PCs in a Linear Network with Homogeneous Spatial Autocorrelation

As I observed a couple of posts ago, the Stahle SWM network can be arranged so that its correlation matrix is closely approximated by a Toeplitz matrix i.e. there is a “natural” linear order. I also noted that results from matrix algebra proving that, under relevant conditions, all the coefficients in the PC1 were of the same sign; there was one sign change for the coefficients in the PC2, two in the PC3 and so on. These resulted in contour maps for the eigenvector coefficients with very distinct geometries – here’s an example of the PC2 in the SWM network showing the strong N-S gradient in this PC.

As soon as one plots the site locations and contours the eigenvector coefficients, the raggedness of the original site geometry is demonstrated. But how much does this raggedness matter? This leads us away from matrix algebra into more complicated mathematics, as the eigenvectors which contour out to the pretty gradients in the earlier diagrams now become eigenfunctions with an integral operator replacing the simpler matrix multiplication.

As an exercise, I thought that it would be interesting to see what happened in an idealized situation in which the network was a line segment with spatial autocorrelation as a negative exponential function of distance between sites.

*Given instruction 1*
In the passage on principal components in a linear network, how many sign changes do the PC3 coefficients have?
*Given instruction 2*
Condense the paragraph of the passage on principal components in a linear network that begins "As soon as one plots" into two sentences, keeping its main facts.
*Given instruction 3*
Write the next part of the passage on principal components in a linear network, starting after its final sentence.
The material that comes next is not needed for these tasks.

*Dataset*
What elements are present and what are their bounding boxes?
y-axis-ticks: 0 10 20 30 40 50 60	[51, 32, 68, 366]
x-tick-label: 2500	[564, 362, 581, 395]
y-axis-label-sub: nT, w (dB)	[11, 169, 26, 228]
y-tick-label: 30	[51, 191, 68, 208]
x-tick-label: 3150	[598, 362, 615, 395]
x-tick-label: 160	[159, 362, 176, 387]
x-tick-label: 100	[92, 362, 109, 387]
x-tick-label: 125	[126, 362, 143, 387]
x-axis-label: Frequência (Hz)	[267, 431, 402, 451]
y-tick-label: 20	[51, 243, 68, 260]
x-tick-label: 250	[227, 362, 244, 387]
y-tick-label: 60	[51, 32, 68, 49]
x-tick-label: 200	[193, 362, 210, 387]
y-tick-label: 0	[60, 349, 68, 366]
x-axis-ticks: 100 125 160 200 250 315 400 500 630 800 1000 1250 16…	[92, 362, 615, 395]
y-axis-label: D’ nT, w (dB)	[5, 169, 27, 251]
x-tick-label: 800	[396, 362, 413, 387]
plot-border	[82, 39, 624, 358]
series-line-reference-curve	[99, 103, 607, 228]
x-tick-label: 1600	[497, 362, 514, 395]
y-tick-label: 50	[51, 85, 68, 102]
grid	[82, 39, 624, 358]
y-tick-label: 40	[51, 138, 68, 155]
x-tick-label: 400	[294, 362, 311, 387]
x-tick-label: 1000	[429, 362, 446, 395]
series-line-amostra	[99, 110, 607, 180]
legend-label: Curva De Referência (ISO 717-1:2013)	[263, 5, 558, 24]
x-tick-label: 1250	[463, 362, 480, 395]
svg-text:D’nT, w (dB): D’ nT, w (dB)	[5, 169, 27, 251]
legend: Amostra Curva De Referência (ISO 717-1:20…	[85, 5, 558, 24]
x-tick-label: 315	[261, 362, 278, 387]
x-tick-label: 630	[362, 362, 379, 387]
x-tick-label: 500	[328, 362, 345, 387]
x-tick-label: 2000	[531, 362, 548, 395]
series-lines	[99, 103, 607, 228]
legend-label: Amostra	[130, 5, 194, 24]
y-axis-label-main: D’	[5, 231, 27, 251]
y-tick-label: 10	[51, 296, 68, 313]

*Exercise result 1*
Two.

*Exercise result 2*
Plotting the site locations and contouring the eigenvector coefficients reveals how ragged the original site geometry is. Judging whether that raggedness matters requires more complicated mathematics than matrix algebra, since the eigenvectors become eigenfunctions and an integral operator replaces matrix multiplication.

*Exercise result 3*
Because all the circumstances are pretty simple, one presumes that the resulting functions are simple and I presume that there’s a simple derivation somewhere for eigenfunctions in these simple cases.

Since I don’t know these derivations, I went back to more or less brute force methods and did some calculations using N=51; N=101,… , assuming that the sites were uniformly spaced along the line segment, creating a correlation matrix for rho=0.8, carried out SVD on the constructed correlation matrix, plotted the eigenvectors and experimented with fitting elementary functions to the resulting eigenvectors. As shown below, I got excellent fits (with some edge effect) for the following eigenfunctions:

V_k(t)= sin (k \pi t) where k = 1,.. and t is over [0,1].

So it looks like the eigenfunctions are pretty simple. One can also see how the number of sign changes increases by 1 as k increases by 1.

 stahle66.gif  stahle67.gif
 stahle68.gif  stahle69.gif

Even the plots in the network illustrated yesterday show elements of these idealizations. For example, here’s the PC1 from the combined network. I think that I can persuade myself that there are elements of the sin (kt) k=1 shape from the idealized PC1 coefficient curve illustrated in the top right panel.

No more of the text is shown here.